*INSTRUCTION*. Each entry below should be reproduced character for character.

(Saved data entries)
#####
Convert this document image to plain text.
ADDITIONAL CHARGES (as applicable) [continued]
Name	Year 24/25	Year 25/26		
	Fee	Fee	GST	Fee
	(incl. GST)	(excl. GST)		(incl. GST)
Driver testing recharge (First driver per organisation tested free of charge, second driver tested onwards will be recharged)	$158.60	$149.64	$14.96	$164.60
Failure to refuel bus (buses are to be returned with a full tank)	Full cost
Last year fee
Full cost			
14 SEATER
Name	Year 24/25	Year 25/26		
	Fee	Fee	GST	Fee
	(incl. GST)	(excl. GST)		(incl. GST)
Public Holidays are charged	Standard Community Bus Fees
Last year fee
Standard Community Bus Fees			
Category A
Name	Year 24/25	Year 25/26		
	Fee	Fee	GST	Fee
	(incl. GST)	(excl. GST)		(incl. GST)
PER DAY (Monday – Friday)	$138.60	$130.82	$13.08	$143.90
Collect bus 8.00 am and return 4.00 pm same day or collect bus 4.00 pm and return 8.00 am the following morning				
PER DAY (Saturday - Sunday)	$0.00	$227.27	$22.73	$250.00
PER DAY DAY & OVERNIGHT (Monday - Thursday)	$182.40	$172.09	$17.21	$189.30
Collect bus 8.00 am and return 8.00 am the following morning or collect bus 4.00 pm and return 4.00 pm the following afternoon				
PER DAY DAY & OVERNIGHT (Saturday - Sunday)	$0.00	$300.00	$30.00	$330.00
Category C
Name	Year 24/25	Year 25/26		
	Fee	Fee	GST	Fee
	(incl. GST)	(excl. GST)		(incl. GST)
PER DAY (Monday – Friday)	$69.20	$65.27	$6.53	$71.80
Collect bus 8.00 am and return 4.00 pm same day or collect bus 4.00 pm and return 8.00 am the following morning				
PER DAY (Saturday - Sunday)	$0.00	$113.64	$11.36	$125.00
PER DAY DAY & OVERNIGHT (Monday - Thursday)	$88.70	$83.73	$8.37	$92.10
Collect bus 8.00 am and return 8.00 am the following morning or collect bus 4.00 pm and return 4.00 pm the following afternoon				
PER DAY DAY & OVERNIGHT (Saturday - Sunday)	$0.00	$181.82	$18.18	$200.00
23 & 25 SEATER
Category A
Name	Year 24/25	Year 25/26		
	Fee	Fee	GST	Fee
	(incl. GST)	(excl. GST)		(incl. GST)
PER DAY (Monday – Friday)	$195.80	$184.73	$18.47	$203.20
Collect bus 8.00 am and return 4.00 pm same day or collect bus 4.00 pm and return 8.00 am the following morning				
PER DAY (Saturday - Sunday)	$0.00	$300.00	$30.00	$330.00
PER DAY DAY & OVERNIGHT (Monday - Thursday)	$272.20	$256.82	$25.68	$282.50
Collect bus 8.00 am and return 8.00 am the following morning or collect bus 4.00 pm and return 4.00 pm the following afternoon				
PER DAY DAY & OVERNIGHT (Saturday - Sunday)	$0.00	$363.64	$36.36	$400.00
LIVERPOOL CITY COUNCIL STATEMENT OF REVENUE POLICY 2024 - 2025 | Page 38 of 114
#####
*ANSWER TO THE TASK*.
Convert this document image to plain text.
ADDITIONAL CHARGES (as applicable) [continued]
Name	Year 24/25	Year 25/26		
	Fee	Fee	GST	Fee
	(incl. GST)	(excl. GST)		(incl. GST)
Driver testing recharge (First driver per organisation tested free of charge, second driver tested onwards will be recharged)	$158.60	$149.64	$14.96	$164.60
Failure to refuel bus (buses are to be returned with a full tank)	Full cost
Last year fee
Full cost			
14 SEATER
Name	Year 24/25	Year 25/26		
	Fee	Fee	GST	Fee
	(incl. GST)	(excl. GST)		(incl. GST)
Public Holidays are charged	Standard Community Bus Fees
Last year fee
Standard Community Bus Fees			
Category A
Name	Year 24/25	Year 25/26		
	Fee	Fee	GST	Fee
	(incl. GST)	(excl. GST)		(incl. GST)
PER DAY (Monday – Friday)	$138.60	$130.82	$13.08	$143.90
Collect bus 8.00 am and return 4.00 pm same day or collect bus 4.00 pm and return 8.00 am the following morning				
PER DAY (Saturday - Sunday)	$0.00	$227.27	$22.73	$250.00
PER DAY DAY & OVERNIGHT (Monday - Thursday)	$182.40	$172.09	$17.21	$189.30
Collect bus 8.00 am and return 8.00 am the following morning or collect bus 4.00 pm and return 4.00 pm the following afternoon				
PER DAY DAY & OVERNIGHT (Saturday - Sunday)	$0.00	$300.00	$30.00	$330.00
Category C
Name	Year 24/25	Year 25/26		
	Fee	Fee	GST	Fee
	(incl. GST)	(excl. GST)		(incl. GST)
PER DAY (Monday – Friday)	$69.20	$65.27	$6.53	$71.80
Collect bus 8.00 am and return 4.00 pm same day or collect bus 4.00 pm and return 8.00 am the following morning				
PER DAY (Saturday - Sunday)	$0.00	$113.64	$11.36	$125.00
PER DAY DAY & OVERNIGHT (Monday - Thursday)	$88.70	$83.73	$8.37	$92.10
Collect bus 8.00 am and return 8.00 am the following morning or collect bus 4.00 pm and return 4.00 pm the following afternoon				
PER DAY DAY & OVERNIGHT (Saturday - Sunday)	$0.00	$181.82	$18.18	$200.00
23 & 25 SEATER
Category A
Name	Year 24/25	Year 25/26		
	Fee	Fee	GST	Fee
	(incl. GST)	(excl. GST)		(incl. GST)
PER DAY (Monday – Friday)	$195.80	$184.73	$18.47	$203.20
Collect bus 8.00 am and return 4.00 pm same day or collect bus 4.00 pm and return 8.00 am the following morning				
PER DAY (Saturday - Sunday)	$0.00	$300.00	$30.00	$330.00
PER DAY DAY & OVERNIGHT (Monday - Thursday)	$272.20	$256.82	$25.68	$282.50
Collect bus 8.00 am and return 8.00 am the following morning or collect bus 4.00 pm and return 4.00 pm the following afternoon				
PER DAY DAY & OVERNIGHT (Saturday - Sunday)	$0.00	$363.64	$36.36	$400.00
LIVERPOOL CITY COUNCIL STATEMENT OF REVENUE POLICY 2024 - 2025 | Page 38 of 114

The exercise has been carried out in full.